[Objective]:
Restate the complete material exactly.

Data entries
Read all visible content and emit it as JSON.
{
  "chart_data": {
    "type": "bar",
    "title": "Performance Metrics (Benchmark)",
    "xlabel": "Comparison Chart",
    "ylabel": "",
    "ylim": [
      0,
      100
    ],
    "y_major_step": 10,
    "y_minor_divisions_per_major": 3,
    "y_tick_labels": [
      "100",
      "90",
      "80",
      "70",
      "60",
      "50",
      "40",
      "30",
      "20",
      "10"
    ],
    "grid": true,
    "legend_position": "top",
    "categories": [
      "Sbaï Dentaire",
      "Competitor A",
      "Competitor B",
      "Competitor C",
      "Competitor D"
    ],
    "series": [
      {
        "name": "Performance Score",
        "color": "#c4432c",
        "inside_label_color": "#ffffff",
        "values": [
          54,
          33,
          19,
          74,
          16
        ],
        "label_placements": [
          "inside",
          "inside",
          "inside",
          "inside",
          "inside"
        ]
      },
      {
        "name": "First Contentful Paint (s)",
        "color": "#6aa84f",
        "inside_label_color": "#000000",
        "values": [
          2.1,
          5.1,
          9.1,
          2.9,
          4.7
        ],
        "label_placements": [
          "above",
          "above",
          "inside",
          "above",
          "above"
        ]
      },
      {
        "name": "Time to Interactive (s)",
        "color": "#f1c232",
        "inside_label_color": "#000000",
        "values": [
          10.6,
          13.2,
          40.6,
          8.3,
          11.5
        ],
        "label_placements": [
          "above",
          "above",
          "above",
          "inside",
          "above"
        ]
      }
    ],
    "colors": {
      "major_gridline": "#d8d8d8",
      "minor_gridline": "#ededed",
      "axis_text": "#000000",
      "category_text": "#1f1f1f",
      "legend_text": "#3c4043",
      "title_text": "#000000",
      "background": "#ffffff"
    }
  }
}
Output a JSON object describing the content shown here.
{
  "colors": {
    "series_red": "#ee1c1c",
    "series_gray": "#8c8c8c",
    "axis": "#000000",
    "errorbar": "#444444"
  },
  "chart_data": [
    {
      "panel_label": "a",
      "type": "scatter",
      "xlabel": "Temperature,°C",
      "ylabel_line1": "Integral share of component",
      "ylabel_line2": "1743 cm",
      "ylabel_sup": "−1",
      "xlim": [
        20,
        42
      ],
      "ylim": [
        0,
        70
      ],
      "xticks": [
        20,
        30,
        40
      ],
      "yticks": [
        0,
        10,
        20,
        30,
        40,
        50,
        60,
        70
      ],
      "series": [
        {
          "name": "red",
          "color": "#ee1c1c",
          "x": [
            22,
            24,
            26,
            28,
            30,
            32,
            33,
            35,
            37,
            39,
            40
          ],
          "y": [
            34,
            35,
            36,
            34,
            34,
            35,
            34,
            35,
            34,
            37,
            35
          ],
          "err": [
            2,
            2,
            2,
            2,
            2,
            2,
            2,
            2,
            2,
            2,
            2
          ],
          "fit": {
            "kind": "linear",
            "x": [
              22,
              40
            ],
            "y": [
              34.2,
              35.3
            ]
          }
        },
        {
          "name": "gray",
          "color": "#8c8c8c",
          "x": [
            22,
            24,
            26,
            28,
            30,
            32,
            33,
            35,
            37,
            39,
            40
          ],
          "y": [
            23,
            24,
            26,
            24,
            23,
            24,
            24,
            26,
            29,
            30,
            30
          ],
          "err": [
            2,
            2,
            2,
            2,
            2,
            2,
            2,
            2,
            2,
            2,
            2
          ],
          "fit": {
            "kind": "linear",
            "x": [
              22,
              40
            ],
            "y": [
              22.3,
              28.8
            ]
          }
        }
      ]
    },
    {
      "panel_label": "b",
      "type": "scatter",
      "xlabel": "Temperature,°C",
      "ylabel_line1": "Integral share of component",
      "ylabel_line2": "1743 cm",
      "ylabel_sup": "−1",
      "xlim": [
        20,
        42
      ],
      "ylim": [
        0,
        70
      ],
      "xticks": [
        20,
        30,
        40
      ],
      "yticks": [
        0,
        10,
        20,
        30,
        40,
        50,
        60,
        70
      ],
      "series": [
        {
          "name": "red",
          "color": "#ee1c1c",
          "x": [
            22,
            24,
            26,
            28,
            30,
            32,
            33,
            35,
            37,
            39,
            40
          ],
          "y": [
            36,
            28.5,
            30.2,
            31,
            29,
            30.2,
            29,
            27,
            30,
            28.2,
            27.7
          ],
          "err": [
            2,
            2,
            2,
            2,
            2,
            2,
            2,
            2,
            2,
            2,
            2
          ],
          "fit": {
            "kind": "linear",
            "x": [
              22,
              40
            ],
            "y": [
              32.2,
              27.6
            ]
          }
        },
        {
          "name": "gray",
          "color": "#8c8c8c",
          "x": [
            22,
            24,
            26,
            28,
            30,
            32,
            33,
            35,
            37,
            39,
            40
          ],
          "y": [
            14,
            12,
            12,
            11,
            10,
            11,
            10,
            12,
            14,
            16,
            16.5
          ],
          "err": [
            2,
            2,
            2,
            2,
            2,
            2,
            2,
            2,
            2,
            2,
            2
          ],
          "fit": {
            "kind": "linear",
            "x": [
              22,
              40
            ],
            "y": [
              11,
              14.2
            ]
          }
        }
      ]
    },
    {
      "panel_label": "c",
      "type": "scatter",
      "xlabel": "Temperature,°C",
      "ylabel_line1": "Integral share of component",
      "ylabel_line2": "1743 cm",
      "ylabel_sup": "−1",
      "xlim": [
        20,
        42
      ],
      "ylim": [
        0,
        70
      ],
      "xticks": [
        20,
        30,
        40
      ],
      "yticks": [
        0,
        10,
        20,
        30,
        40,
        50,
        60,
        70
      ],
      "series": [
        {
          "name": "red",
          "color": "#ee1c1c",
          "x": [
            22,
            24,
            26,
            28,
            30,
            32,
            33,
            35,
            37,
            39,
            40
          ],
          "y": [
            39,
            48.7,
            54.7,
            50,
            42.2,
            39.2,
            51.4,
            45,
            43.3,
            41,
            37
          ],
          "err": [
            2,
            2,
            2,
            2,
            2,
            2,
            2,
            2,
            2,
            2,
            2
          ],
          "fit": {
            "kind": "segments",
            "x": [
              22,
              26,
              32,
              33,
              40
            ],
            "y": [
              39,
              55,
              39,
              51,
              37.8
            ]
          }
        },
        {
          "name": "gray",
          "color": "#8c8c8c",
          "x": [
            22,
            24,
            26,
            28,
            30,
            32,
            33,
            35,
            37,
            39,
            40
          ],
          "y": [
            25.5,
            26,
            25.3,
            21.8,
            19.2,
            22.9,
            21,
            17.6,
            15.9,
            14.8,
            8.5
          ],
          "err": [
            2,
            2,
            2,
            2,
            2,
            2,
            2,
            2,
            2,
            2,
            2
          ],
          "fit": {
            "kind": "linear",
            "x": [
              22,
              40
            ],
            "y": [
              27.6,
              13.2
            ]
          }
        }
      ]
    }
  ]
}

[Output for this exercise]:
Read all visible content and emit it as JSON.
{
  "chart_data": {
    "type": "bar",
    "title": "Performance Metrics (Benchmark)",
    "xlabel": "Comparison Chart",
    "ylabel": "",
    "ylim": [
      0,
      100
    ],
    "y_major_step": 10,
    "y_minor_divisions_per_major": 3,
    "y_tick_labels": [
      "100",
      "90",
      "80",
      "70",
      "60",
      "50",
      "40",
      "30",
      "20",
      "10"
    ],
    "grid": true,
    "legend_position": "top",
    "categories": [
      "Sbaï Dentaire",
      "Competitor A",
      "Competitor B",
      "Competitor C",
      "Competitor D"
    ],
    "series": [
      {
        "name": "Performance Score",
        "color": "#c4432c",
        "inside_label_color": "#ffffff",
        "values": [
          54,
          33,
          19,
          74,
          16
        ],
        "label_placements": [
          "inside",
          "inside",
          "inside",
          "inside",
          "inside"
        ]
      },
      {
        "name": "First Contentful Paint (s)",
        "color": "#6aa84f",
        "inside_label_color": "#000000",
        "values": [
          2.1,
          5.1,
          9.1,
          2.9,
          4.7
        ],
        "label_placements": [
          "above",
          "above",
          "inside",
          "above",
          "above"
        ]
      },
      {
        "name": "Time to Interactive (s)",
        "color": "#f1c232",
        "inside_label_color": "#000000",
        "values": [
          10.6,
          13.2,
          40.6,
          8.3,
          11.5
        ],
        "label_placements": [
          "above",
          "above",
          "above",
          "inside",
          "above"
        ]
      }
    ],
    "colors": {
      "major_gridline": "#d8d8d8",
      "minor_gridline": "#ededed",
      "axis_text": "#000000",
      "category_text": "#1f1f1f",
      "legend_text": "#3c4043",
      "title_text": "#000000",
      "background": "#ffffff"
    }
  }
}
Output a JSON object describing the content shown here.
{
  "colors": {
    "series_red": "#ee1c1c",
    "series_gray": "#8c8c8c",
    "axis": "#000000",
    "errorbar": "#444444"
  },
  "chart_data": [
    {
      "panel_label": "a",
      "type": "scatter",
      "xlabel": "Temperature,°C",
      "ylabel_line1": "Integral share of component",
      "ylabel_line2": "1743 cm",
      "ylabel_sup": "−1",
      "xlim": [
        20,
        42
      ],
      "ylim": [
        0,
        70
      ],
      "xticks": [
        20,
        30,
        40
      ],
      "yticks": [
        0,
        10,
        20,
        30,
        40,
        50,
        60,
        70
      ],
      "series": [
        {
          "name": "red",
          "color": "#ee1c1c",
          "x": [
            22,
            24,
            26,
            28,
            30,
            32,
            33,
            35,
            37,
            39,
            40
          ],
          "y": [
            34,
            35,
            36,
            34,
            34,
            35,
            34,
            35,
            34,
            37,
            35
          ],
          "err": [
            2,
            2,
            2,
            2,
            2,
            2,
            2,
            2,
            2,
            2,
            2
          ],
          "fit": {
            "kind": "linear",
            "x": [
              22,
              40
            ],
            "y": [
              34.2,
              35.3
            ]
          }
        },
        {
          "name": "gray",
          "color": "#8c8c8c",
          "x": [
            22,
            24,
            26,
            28,
            30,
            32,
            33,
            35,
            37,
            39,
            40
          ],
          "y": [
            23,
            24,
            26,
            24,
            23,
            24,
            24,
            26,
            29,
            30,
            30
          ],
          "err": [
            2,
            2,
            2,
            2,
            2,
            2,
            2,
            2,
            2,
            2,
            2
          ],
          "fit": {
            "kind": "linear",
            "x": [
              22,
              40
            ],
            "y": [
              22.3,
              28.8
            ]
          }
        }
      ]
    },
    {
      "panel_label": "b",
      "type": "scatter",
      "xlabel": "Temperature,°C",
      "ylabel_line1": "Integral share of component",
      "ylabel_line2": "1743 cm",
      "ylabel_sup": "−1",
      "xlim": [
        20,
        42
      ],
      "ylim": [
        0,
        70
      ],
      "xticks": [
        20,
        30,
        40
      ],
      "yticks": [
        0,
        10,
        20,
        30,
        40,
        50,
        60,
        70
      ],
      "series": [
        {
          "name": "red",
          "color": "#ee1c1c",
          "x": [
            22,
            24,
            26,
            28,
            30,
            32,
            33,
            35,
            37,
            39,
            40
          ],
          "y": [
            36,
            28.5,
            30.2,
            31,
            29,
            30.2,
            29,
            27,
            30,
            28.2,
            27.7
          ],
          "err": [
            2,
            2,
            2,
            2,
            2,
            2,
            2,
            2,
            2,
            2,
            2
          ],
          "fit": {
            "kind": "linear",
            "x": [
              22,
              40
            ],
            "y": [
              32.2,
              27.6
            ]
          }
        },
        {
          "name": "gray",
          "color": "#8c8c8c",
          "x": [
            22,
            24,
            26,
            28,
            30,
            32,
            33,
            35,
            37,
            39,
            40
          ],
          "y": [
            14,
            12,
            12,
            11,
            10,
            11,
            10,
            12,
            14,
            16,
            16.5
          ],
          "err": [
            2,
            2,
            2,
            2,
            2,
            2,
            2,
            2,
            2,
            2,
            2
          ],
          "fit": {
            "kind": "linear",
            "x": [
              22,
              40
            ],
            "y": [
              11,
              14.2
            ]
          }
        }
      ]
    },
    {
      "panel_label": "c",
      "type": "scatter",
      "xlabel": "Temperature,°C",
      "ylabel_line1": "Integral share of component",
      "ylabel_line2": "1743 cm",
      "ylabel_sup": "−1",
      "xlim": [
        20,
        42
      ],
      "ylim": [
        0,
        70
      ],
      "xticks": [
        20,
        30,
        40
      ],
      "yticks": [
        0,
        10,
        20,
        30,
        40,
        50,
        60,
        70
      ],
      "series": [
        {
          "name": "red",
          "color": "#ee1c1c",
          "x": [
            22,
            24,
            26,
            28,
            30,
            32,
            33,
            35,
            37,
            39,
            40
          ],
          "y": [
            39,
            48.7,
            54.7,
            50,
            42.2,
            39.2,
            51.4,
            45,
            43.3,
            41,
            37
          ],
          "err": [
            2,
            2,
            2,
            2,
            2,
            2,
            2,
            2,
            2,
            2,
            2
          ],
          "fit": {
            "kind": "segments",
            "x": [
              22,
              26,
              32,
              33,
              40
            ],
            "y": [
              39,
              55,
              39,
              51,
              37.8
            ]
          }
        },
        {
          "name": "gray",
          "color": "#8c8c8c",
          "x": [
            22,
            24,
            26,
            28,
            30,
            32,
            33,
            35,
            37,
            39,
            40
          ],
          "y": [
            25.5,
            26,
            25.3,
            21.8,
            19.2,
            22.9,
            21,
            17.6,
            15.9,
            14.8,
            8.5
          ],
          "err": [
            2,
            2,
            2,
            2,
            2,
            2,
            2,
            2,
            2,
            2,
            2
          ],
          "fit": {
            "kind": "linear",
            "x": [
              22,
              40
            ],
            "y": [
              27.6,
              13.2
            ]
          }
        }
      ]
    }
  ]
}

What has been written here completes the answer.